[EXCERPTED RECORDS Boundary: Start]

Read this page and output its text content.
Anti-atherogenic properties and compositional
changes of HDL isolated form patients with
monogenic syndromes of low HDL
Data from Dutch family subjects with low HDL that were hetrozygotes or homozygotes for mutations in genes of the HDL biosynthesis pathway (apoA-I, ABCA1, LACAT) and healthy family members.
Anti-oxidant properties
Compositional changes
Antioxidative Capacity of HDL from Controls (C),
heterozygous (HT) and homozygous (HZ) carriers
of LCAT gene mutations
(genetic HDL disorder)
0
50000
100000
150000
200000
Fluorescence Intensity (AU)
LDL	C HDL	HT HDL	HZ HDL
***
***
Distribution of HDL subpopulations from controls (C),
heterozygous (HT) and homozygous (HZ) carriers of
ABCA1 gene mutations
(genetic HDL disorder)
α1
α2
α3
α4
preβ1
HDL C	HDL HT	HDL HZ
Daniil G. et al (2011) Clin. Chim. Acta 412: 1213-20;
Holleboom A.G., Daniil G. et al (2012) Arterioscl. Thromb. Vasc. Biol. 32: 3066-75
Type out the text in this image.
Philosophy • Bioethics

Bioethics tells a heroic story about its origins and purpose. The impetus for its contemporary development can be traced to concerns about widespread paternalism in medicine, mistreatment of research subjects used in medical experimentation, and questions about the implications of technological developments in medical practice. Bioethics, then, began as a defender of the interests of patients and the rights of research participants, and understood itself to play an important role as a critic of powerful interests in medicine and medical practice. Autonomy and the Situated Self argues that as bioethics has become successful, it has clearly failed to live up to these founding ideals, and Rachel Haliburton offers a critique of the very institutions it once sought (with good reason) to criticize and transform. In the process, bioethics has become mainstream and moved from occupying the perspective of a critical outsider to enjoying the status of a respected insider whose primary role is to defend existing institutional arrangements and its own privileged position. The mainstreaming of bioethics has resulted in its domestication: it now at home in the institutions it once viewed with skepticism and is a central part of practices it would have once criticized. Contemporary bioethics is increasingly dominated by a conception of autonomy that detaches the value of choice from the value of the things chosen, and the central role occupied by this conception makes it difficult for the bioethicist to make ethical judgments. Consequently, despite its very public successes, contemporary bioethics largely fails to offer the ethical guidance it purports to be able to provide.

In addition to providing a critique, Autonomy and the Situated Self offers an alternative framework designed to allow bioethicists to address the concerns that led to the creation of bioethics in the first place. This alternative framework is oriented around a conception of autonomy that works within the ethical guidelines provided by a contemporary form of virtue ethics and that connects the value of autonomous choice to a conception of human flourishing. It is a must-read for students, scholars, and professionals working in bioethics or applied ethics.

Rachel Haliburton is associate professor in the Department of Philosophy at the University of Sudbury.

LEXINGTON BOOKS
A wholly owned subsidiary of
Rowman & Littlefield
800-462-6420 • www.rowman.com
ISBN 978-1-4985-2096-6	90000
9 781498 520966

[EXCERPTED RECORDS Boundary: End]
[EXCERPTED RECORDS Boundary: Start]

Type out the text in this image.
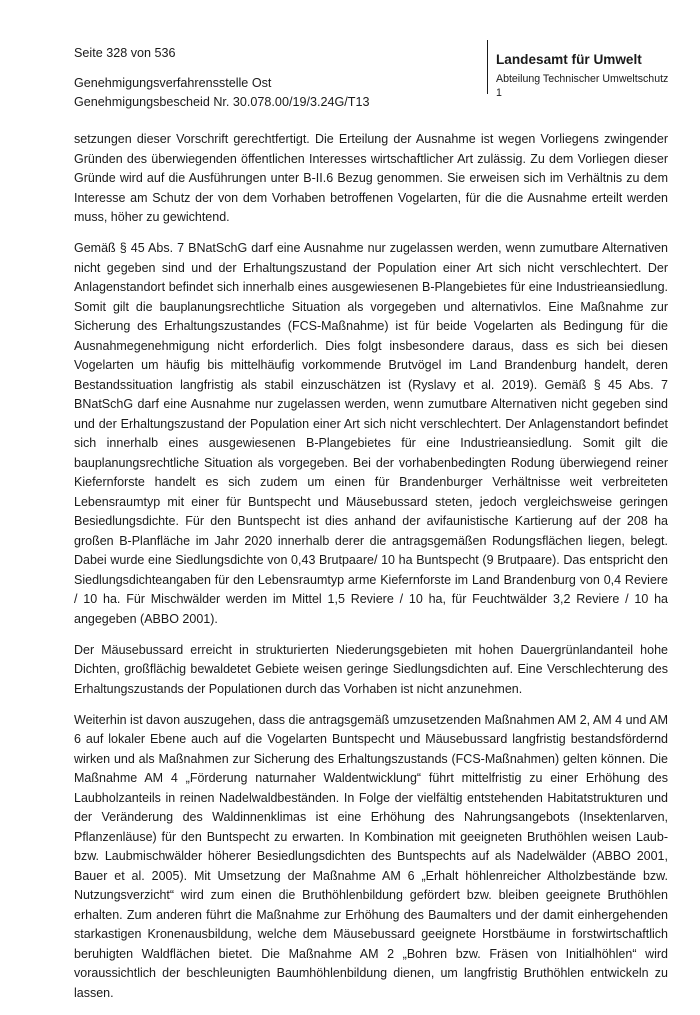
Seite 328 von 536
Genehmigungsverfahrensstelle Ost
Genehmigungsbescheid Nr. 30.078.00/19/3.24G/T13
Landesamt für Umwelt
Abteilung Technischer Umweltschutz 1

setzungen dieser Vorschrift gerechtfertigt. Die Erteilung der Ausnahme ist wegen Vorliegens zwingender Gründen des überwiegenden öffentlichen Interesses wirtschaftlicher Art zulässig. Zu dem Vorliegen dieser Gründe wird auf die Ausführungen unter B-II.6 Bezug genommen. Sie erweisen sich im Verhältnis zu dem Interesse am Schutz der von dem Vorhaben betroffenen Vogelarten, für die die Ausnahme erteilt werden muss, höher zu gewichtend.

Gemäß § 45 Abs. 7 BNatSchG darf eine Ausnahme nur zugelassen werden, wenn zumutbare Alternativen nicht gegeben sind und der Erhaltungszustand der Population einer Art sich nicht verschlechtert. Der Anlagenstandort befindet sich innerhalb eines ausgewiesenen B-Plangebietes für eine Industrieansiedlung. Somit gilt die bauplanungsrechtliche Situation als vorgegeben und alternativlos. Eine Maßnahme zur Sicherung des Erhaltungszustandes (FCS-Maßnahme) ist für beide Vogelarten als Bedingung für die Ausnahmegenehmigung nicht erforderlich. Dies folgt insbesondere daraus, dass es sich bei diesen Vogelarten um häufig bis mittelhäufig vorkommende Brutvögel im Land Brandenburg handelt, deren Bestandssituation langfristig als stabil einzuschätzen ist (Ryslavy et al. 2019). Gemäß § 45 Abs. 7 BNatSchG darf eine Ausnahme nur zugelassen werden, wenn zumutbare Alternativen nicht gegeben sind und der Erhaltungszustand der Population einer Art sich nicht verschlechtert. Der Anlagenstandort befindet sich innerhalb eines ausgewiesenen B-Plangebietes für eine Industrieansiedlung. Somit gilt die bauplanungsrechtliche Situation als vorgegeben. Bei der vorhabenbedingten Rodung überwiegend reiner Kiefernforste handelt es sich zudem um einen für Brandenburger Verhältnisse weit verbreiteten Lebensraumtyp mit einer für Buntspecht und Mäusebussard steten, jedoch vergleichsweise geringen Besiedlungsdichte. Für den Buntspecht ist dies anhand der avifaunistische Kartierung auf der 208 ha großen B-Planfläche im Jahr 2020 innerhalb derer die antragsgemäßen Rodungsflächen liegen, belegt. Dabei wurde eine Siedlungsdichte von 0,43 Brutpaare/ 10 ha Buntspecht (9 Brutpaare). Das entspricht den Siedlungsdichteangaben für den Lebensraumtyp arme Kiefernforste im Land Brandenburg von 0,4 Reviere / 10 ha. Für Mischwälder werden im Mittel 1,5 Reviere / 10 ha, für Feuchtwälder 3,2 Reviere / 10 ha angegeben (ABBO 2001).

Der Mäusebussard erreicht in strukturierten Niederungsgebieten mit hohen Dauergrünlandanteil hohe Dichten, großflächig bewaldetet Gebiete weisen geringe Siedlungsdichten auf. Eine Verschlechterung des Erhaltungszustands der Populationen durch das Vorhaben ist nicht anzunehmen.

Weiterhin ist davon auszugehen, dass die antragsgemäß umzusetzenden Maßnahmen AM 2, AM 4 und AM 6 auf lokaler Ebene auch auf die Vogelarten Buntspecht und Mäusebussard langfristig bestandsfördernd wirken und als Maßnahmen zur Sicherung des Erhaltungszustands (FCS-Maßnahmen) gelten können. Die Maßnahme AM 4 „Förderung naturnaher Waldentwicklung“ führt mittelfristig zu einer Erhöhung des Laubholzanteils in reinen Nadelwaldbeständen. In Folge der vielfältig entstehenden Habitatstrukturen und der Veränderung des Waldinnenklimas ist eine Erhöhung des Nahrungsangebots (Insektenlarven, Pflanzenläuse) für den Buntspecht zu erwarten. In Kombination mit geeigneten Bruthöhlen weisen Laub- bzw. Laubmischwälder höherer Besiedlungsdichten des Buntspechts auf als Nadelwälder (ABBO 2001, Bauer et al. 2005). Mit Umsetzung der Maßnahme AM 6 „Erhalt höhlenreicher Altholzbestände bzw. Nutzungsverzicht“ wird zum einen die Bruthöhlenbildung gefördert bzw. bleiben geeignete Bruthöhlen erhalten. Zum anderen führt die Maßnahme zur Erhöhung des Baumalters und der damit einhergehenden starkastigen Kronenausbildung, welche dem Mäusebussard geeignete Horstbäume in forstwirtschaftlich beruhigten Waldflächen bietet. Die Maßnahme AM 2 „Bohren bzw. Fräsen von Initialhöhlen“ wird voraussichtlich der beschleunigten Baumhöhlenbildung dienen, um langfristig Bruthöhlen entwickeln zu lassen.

[EXCERPTED RECORDS Boundary: End]

## [WHAT YOU NEED TO DO]
Look through the entries and find each line that has the string "mutations". Copy those lines.

## [OUTPUT OF THE TASK]
Data from Dutch family subjects with low HDL that were hetrozygotes or homozygotes for mutations in genes of the HDL biosynthesis pathway (apoA-I, ABCA1, LACAT) and healthy family members.
of LCAT gene mutations
ABCA1 gene mutations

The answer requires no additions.